» **Description of the task**
Return the number of lines that include the string "Water", without any other text.

» **Given records**
§

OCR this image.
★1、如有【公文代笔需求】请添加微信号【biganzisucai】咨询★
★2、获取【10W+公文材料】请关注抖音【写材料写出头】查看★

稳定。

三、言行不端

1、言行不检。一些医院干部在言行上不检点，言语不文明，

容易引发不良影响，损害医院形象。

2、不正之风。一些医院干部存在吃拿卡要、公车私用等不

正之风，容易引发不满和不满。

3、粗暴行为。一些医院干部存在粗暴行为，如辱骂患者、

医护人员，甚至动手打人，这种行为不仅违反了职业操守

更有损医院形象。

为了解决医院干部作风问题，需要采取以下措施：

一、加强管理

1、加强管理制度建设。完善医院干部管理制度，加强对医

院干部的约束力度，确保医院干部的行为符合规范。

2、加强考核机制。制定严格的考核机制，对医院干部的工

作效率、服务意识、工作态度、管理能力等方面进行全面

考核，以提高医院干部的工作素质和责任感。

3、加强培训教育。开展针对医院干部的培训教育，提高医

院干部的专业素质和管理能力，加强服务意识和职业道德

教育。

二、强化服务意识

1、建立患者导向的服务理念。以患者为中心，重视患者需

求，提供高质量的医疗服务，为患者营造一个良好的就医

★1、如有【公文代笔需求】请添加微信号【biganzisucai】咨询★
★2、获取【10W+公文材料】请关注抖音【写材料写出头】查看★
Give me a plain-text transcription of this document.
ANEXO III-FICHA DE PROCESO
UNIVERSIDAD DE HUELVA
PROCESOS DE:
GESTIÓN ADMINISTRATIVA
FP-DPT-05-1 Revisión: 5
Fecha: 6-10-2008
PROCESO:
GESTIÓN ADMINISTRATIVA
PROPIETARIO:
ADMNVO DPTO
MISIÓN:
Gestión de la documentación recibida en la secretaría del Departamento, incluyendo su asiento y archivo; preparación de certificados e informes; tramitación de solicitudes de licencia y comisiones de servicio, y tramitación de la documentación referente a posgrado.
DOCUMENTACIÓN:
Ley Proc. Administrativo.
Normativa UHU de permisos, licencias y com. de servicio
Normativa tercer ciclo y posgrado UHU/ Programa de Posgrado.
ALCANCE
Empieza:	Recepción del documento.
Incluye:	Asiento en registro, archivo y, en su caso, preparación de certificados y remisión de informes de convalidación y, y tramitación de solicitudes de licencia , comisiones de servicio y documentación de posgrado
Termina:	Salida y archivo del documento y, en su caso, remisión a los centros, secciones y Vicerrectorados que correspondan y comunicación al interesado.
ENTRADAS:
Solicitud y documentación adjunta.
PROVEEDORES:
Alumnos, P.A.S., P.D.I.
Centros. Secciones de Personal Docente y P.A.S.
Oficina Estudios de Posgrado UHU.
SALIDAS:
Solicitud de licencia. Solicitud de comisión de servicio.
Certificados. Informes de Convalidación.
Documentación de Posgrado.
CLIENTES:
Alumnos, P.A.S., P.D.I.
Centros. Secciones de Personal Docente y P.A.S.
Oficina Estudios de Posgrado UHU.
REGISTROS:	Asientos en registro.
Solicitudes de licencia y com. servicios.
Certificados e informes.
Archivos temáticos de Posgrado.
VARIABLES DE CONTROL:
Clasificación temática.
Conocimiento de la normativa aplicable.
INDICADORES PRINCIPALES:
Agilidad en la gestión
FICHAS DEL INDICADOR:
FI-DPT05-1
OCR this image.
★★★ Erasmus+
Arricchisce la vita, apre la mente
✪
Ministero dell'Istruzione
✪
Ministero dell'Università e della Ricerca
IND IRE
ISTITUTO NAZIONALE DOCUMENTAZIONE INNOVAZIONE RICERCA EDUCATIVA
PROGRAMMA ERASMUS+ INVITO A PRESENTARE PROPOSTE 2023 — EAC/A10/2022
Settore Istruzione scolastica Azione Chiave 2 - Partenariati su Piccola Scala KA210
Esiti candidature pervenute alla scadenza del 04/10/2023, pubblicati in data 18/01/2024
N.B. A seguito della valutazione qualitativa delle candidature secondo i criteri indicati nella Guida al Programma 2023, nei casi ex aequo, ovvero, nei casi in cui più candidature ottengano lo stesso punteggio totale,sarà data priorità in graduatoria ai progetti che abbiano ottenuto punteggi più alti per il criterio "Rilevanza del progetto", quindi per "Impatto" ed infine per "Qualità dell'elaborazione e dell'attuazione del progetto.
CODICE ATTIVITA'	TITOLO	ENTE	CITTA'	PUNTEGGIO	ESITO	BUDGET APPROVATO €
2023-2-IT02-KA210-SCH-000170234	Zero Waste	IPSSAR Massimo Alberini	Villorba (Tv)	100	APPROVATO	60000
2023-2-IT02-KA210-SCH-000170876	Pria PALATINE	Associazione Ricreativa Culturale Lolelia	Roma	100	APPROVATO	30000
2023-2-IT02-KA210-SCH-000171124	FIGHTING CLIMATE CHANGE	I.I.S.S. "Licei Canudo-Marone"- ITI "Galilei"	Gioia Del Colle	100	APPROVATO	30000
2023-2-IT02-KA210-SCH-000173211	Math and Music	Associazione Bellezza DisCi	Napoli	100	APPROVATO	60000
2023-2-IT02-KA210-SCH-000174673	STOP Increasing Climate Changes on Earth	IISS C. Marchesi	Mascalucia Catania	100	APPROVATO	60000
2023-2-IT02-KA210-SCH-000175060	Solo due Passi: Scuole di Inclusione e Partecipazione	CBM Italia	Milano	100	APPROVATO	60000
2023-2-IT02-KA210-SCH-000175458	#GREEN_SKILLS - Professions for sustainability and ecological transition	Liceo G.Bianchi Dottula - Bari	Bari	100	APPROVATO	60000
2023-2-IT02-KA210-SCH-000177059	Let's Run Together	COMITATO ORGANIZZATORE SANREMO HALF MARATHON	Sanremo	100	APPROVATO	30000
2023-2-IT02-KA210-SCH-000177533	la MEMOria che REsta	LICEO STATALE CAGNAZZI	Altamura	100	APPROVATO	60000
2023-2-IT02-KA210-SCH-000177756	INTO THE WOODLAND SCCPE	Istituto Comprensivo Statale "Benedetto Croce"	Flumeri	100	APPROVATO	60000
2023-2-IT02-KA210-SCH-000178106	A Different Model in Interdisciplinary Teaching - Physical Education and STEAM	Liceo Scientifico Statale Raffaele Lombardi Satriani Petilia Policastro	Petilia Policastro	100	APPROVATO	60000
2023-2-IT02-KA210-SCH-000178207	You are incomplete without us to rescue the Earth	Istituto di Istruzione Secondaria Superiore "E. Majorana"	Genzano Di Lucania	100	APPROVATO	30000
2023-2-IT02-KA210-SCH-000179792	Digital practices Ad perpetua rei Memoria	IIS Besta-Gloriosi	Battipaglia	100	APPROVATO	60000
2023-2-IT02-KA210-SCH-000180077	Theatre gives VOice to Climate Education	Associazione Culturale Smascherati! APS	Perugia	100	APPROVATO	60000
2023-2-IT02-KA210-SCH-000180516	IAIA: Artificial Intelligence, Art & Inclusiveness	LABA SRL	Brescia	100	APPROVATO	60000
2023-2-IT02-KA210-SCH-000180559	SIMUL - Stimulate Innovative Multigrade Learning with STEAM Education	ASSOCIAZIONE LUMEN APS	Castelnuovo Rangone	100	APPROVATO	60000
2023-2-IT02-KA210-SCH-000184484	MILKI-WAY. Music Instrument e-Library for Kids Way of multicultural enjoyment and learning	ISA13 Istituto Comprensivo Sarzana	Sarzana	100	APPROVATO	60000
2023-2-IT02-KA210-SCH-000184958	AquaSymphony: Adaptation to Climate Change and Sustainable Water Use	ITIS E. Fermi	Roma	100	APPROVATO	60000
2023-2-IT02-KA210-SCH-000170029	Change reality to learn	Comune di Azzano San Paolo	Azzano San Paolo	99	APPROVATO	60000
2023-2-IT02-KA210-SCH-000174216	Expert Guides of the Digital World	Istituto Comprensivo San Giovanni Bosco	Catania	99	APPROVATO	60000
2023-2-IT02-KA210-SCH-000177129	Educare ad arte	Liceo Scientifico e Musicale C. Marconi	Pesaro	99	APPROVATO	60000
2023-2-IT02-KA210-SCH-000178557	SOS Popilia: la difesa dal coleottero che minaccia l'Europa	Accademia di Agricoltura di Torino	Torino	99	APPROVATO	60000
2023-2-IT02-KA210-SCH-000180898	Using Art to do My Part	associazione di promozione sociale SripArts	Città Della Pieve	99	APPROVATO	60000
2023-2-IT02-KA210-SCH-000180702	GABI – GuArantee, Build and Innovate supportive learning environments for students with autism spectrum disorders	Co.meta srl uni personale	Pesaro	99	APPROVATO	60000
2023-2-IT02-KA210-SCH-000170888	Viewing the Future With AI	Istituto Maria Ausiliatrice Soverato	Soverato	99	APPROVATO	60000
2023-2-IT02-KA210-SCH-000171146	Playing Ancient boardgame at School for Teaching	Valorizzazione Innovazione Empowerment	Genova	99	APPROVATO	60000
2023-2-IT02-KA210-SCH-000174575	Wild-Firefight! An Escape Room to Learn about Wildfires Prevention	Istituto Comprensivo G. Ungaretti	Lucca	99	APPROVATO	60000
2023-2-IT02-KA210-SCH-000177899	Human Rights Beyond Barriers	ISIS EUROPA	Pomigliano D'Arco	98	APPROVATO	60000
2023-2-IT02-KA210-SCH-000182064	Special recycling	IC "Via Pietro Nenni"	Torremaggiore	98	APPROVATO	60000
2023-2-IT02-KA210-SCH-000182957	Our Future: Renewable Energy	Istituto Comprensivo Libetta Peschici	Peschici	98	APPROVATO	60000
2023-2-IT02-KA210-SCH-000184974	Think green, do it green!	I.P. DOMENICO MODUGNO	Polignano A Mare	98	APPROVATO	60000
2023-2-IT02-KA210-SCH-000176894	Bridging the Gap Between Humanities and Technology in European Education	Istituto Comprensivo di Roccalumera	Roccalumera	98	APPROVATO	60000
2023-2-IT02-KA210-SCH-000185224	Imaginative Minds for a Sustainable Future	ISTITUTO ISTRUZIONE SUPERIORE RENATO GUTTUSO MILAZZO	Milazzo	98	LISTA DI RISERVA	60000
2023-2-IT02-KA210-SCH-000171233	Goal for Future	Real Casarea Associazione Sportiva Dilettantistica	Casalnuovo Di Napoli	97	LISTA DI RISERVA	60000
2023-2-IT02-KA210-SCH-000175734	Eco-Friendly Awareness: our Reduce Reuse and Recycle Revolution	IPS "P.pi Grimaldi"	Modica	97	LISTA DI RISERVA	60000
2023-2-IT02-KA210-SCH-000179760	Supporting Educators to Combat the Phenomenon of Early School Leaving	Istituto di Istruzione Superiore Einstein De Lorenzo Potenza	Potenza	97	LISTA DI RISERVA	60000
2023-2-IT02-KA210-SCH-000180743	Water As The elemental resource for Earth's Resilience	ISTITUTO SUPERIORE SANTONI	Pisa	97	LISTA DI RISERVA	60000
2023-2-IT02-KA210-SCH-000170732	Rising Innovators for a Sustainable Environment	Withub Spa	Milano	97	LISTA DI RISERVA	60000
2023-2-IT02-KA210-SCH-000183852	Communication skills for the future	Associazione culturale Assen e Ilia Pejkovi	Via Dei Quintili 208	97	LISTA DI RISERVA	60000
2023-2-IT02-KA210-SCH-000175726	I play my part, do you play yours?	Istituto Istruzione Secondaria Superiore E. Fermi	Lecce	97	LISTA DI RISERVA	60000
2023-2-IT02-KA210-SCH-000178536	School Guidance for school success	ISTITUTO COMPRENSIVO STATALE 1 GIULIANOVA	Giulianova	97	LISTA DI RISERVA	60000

§

» **Solution for this task**
2